- Challenge
From the listing below, pull out every line where the string "membeli" appears.

- Information supplied
= = =

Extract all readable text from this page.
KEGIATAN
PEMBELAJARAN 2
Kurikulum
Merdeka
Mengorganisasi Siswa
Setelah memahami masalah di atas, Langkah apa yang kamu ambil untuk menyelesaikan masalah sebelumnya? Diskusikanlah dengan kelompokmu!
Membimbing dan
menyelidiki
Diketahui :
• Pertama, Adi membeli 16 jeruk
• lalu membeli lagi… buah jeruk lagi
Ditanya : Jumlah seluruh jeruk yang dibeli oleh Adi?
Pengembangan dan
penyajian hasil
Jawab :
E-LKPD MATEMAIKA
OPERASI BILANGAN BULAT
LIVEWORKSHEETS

= = =

- Exercise result
• Pertama, Adi membeli 16 jeruk
• lalu membeli lagi… buah jeruk lagi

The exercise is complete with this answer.